## WHAT YOU NEED TO DO
Rewrite everything from the start of the items down to the line containing "159, 189, 179]", swapping "interactable" for "clickable" and keeping all else unchanged.
** start of STORED ROWS **
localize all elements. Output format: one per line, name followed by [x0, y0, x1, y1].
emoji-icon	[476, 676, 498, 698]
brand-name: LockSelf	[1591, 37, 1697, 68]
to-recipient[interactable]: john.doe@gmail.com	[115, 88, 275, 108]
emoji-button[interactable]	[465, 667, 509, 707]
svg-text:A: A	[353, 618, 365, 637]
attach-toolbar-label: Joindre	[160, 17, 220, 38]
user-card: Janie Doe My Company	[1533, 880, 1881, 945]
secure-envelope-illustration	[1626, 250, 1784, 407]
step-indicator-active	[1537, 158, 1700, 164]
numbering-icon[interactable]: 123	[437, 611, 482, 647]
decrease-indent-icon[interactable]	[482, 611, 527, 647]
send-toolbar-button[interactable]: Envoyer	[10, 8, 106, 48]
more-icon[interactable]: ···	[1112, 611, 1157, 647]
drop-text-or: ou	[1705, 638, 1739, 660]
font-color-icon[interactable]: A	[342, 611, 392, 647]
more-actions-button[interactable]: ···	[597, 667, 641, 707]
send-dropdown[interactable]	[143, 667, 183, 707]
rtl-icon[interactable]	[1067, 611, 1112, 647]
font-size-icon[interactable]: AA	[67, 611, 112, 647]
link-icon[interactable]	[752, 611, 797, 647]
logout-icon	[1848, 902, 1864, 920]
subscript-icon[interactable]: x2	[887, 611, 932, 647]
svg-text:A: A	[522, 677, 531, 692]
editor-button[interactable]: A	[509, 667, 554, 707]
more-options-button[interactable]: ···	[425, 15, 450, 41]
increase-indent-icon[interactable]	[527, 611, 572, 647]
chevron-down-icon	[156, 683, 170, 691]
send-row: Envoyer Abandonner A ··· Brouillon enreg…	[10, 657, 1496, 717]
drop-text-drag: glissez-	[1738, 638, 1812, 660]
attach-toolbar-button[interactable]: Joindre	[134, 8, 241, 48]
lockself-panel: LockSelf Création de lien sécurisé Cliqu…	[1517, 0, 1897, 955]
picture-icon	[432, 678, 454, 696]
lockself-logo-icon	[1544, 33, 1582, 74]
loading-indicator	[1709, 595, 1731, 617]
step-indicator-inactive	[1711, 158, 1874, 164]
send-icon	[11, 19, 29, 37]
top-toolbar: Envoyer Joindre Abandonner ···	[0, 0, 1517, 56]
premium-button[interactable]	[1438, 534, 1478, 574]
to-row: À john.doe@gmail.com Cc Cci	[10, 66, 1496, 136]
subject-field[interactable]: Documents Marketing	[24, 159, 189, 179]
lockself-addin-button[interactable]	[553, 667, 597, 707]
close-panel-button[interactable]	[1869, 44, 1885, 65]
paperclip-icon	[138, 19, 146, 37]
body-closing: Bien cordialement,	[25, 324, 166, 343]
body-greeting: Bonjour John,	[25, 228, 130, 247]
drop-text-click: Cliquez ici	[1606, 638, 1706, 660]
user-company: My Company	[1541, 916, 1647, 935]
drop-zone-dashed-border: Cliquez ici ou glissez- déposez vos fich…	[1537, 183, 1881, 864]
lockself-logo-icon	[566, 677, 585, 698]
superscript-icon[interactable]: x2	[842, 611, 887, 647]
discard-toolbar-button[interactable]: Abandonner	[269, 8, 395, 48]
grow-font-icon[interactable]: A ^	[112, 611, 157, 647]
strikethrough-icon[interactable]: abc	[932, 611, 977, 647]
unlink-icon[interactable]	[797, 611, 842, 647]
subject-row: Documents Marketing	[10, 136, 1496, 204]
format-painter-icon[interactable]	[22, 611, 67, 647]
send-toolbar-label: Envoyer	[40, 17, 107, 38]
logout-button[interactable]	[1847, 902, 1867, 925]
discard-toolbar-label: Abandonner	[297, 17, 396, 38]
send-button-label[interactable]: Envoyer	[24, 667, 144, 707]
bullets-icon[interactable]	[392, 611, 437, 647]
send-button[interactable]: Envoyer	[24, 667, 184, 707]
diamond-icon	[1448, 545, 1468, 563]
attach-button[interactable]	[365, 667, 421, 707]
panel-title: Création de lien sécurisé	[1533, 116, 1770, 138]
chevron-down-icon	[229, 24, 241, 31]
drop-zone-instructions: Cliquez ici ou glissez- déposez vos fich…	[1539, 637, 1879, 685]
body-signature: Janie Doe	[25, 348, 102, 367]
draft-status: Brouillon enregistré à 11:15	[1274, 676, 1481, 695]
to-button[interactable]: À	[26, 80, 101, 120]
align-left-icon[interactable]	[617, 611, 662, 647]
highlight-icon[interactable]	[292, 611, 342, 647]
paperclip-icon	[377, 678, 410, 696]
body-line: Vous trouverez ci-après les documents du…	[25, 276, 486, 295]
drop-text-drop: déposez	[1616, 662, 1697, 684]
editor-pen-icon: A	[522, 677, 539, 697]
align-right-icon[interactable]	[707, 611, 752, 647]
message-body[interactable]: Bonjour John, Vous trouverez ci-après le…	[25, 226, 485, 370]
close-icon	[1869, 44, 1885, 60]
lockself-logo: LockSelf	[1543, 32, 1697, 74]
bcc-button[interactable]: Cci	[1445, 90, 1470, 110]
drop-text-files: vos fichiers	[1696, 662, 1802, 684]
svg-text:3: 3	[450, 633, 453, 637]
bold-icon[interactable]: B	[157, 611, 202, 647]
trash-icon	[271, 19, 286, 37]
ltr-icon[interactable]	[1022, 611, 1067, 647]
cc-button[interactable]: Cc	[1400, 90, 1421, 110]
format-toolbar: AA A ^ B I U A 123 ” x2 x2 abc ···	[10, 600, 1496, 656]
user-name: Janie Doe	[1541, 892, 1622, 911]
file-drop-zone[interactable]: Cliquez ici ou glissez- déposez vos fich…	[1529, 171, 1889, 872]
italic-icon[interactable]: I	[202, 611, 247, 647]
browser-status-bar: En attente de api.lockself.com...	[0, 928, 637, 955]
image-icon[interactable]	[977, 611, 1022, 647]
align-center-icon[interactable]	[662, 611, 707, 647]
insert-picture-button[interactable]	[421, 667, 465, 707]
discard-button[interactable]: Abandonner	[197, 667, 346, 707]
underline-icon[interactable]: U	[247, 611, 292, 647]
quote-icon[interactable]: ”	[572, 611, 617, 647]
** end of STORED ROWS **
## COMPLETED EXERCISE
localize all elements. Output format: one per line, name followed by [x0, y0, x1, y1].
emoji-icon	[476, 676, 498, 698]
brand-name: LockSelf	[1591, 37, 1697, 68]
to-recipient[clickable]: john.doe@gmail.com	[115, 88, 275, 108]
emoji-button[clickable]	[465, 667, 509, 707]
svg-text:A: A	[353, 618, 365, 637]
attach-toolbar-label: Joindre	[160, 17, 220, 38]
user-card: Janie Doe My Company	[1533, 880, 1881, 945]
secure-envelope-illustration	[1626, 250, 1784, 407]
step-indicator-active	[1537, 158, 1700, 164]
numbering-icon[clickable]: 123	[437, 611, 482, 647]
decrease-indent-icon[clickable]	[482, 611, 527, 647]
send-toolbar-button[clickable]: Envoyer	[10, 8, 106, 48]
more-icon[clickable]: ···	[1112, 611, 1157, 647]
drop-text-or: ou	[1705, 638, 1739, 660]
font-color-icon[clickable]: A	[342, 611, 392, 647]
more-actions-button[clickable]: ···	[597, 667, 641, 707]
send-dropdown[clickable]	[143, 667, 183, 707]
rtl-icon[clickable]	[1067, 611, 1112, 647]
font-size-icon[clickable]: AA	[67, 611, 112, 647]
link-icon[clickable]	[752, 611, 797, 647]
logout-icon	[1848, 902, 1864, 920]
subscript-icon[clickable]: x2	[887, 611, 932, 647]
svg-text:A: A	[522, 677, 531, 692]
editor-button[clickable]: A	[509, 667, 554, 707]
more-options-button[clickable]: ···	[425, 15, 450, 41]
increase-indent-icon[clickable]	[527, 611, 572, 647]
chevron-down-icon	[156, 683, 170, 691]
send-row: Envoyer Abandonner A ··· Brouillon enreg…	[10, 657, 1496, 717]
drop-text-drag: glissez-	[1738, 638, 1812, 660]
attach-toolbar-button[clickable]: Joindre	[134, 8, 241, 48]
lockself-panel: LockSelf Création de lien sécurisé Cliqu…	[1517, 0, 1897, 955]
picture-icon	[432, 678, 454, 696]
lockself-logo-icon	[1544, 33, 1582, 74]
loading-indicator	[1709, 595, 1731, 617]
step-indicator-inactive	[1711, 158, 1874, 164]
send-icon	[11, 19, 29, 37]
top-toolbar: Envoyer Joindre Abandonner ···	[0, 0, 1517, 56]
premium-button[clickable]	[1438, 534, 1478, 574]
to-row: À john.doe@gmail.com Cc Cci	[10, 66, 1496, 136]
subject-field[clickable]: Documents Marketing	[24, 159, 189, 179]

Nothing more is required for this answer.